## Set problem
Pick out and copy every line below that has the word "Durga".

[Data entries]

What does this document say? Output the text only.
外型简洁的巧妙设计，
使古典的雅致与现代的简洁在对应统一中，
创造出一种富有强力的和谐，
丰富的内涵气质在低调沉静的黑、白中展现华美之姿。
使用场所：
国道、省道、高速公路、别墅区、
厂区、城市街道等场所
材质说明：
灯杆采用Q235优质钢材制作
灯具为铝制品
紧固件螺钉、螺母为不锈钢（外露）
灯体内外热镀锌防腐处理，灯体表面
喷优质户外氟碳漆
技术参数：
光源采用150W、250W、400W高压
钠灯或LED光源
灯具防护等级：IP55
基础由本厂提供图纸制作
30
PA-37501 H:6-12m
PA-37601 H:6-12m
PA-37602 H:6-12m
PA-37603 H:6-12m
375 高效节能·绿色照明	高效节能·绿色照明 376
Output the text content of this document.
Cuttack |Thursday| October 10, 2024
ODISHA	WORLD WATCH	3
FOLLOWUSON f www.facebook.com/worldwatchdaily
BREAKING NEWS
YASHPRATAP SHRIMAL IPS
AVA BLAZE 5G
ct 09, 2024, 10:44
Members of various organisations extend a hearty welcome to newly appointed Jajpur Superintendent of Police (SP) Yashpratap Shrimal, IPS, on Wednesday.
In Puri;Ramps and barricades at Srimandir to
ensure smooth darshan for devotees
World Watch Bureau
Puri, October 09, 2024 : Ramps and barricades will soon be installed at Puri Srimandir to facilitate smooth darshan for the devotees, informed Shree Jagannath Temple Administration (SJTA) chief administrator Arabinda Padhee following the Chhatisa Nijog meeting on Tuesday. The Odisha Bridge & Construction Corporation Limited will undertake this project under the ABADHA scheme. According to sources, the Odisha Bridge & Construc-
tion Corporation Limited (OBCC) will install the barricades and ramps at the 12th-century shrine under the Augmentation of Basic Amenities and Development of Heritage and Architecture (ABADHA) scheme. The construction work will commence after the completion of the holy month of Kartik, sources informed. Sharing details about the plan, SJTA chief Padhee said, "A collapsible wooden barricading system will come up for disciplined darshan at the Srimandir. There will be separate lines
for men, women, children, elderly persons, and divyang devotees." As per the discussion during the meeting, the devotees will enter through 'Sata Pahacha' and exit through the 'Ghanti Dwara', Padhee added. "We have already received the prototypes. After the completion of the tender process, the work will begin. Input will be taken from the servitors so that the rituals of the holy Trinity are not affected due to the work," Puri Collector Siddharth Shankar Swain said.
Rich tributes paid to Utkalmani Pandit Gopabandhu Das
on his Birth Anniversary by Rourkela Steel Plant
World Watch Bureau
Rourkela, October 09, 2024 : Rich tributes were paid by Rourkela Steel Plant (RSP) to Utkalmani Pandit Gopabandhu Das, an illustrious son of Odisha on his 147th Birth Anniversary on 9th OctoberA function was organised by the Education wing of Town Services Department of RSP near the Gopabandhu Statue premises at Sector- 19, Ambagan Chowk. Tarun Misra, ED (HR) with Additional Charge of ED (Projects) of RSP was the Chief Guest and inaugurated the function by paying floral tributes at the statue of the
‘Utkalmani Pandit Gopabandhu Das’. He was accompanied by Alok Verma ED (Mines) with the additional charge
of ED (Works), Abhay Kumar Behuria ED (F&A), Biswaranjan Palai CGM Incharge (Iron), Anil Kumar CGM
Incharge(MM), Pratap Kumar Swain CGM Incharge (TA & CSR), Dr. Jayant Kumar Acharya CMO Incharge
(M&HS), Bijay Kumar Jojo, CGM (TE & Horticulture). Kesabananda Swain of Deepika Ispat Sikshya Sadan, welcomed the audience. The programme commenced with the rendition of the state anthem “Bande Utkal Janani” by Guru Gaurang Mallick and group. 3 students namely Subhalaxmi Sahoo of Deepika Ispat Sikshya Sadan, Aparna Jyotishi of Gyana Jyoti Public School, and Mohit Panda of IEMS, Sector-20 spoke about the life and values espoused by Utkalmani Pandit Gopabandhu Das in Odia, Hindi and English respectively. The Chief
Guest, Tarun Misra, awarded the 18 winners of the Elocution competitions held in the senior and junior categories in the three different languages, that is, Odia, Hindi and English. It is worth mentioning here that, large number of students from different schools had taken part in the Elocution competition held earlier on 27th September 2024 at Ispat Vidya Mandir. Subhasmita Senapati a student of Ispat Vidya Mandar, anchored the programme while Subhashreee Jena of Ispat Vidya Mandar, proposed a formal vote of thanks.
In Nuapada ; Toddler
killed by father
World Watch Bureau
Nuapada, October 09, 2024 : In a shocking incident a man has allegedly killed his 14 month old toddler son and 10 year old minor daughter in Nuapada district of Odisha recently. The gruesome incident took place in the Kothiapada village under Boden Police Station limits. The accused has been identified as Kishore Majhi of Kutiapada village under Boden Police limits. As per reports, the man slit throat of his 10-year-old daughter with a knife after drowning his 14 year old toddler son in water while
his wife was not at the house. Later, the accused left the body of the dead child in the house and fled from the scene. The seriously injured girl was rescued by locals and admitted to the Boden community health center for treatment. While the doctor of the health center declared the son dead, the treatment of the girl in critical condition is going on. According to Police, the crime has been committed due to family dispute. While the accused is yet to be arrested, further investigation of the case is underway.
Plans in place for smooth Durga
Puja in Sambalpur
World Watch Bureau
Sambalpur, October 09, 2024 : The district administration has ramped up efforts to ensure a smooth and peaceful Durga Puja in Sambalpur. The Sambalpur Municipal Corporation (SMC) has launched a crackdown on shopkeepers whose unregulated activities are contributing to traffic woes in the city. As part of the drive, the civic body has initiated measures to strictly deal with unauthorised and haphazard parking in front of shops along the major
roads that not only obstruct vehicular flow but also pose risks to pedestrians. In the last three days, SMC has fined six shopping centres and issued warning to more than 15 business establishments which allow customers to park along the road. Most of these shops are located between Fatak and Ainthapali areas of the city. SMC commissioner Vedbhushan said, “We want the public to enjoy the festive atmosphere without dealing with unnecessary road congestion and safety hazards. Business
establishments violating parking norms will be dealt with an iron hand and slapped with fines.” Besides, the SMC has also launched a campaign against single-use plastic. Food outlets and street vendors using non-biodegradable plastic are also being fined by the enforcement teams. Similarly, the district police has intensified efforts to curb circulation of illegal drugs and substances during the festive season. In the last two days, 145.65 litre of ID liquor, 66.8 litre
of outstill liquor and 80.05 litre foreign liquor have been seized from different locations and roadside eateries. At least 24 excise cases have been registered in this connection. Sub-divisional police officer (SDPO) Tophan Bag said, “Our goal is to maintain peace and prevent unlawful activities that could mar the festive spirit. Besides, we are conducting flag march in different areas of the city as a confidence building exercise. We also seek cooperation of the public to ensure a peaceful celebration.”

## Correct result
Plans in place for smooth Durga
Sambalpur, October 09, 2024 : The district administration has ramped up efforts to ensure a smooth and peaceful Durga Puja in Sambalpur. The Sambalpur Municipal Corporation (SMC) has launched a crackdown on shopkeepers whose unregulated activities are contributing to traffic woes in the city. As part of the drive, the civic body has initiated measures to strictly deal with unauthorised and haphazard parking in front of shops along the major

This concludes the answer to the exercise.